[Start Data to use]

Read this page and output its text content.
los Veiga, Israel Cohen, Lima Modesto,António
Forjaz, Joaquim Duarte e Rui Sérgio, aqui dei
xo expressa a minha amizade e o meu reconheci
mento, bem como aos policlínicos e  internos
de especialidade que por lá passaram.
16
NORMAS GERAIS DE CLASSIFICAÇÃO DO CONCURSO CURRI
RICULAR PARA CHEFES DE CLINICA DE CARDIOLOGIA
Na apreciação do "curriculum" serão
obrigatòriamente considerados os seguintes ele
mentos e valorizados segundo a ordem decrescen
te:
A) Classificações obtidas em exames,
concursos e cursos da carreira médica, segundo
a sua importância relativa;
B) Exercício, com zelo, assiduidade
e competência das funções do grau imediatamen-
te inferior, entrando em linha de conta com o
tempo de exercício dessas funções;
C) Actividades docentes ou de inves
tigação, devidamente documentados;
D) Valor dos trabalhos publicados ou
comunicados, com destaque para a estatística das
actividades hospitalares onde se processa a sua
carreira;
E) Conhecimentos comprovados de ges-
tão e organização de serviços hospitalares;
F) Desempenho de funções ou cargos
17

[End Data to use]

_Your instructions_. Restate the whole of the material exactly.

_Result for this task_.
Read this page and output its text content.
los Veiga, Israel Cohen, Lima Modesto,António
Forjaz, Joaquim Duarte e Rui Sérgio, aqui dei
xo expressa a minha amizade e o meu reconheci
mento, bem como aos policlínicos e  internos
de especialidade que por lá passaram.
16
NORMAS GERAIS DE CLASSIFICAÇÃO DO CONCURSO CURRI
RICULAR PARA CHEFES DE CLINICA DE CARDIOLOGIA
Na apreciação do "curriculum" serão
obrigatòriamente considerados os seguintes ele
mentos e valorizados segundo a ordem decrescen
te:
A) Classificações obtidas em exames,
concursos e cursos da carreira médica, segundo
a sua importância relativa;
B) Exercício, com zelo, assiduidade
e competência das funções do grau imediatamen-
te inferior, entrando em linha de conta com o
tempo de exercício dessas funções;
C) Actividades docentes ou de inves
tigação, devidamente documentados;
D) Valor dos trabalhos publicados ou
comunicados, com destaque para a estatística das
actividades hospitalares onde se processa a sua
carreira;
E) Conhecimentos comprovados de ges-
tão e organização de serviços hospitalares;
F) Desempenho de funções ou cargos
17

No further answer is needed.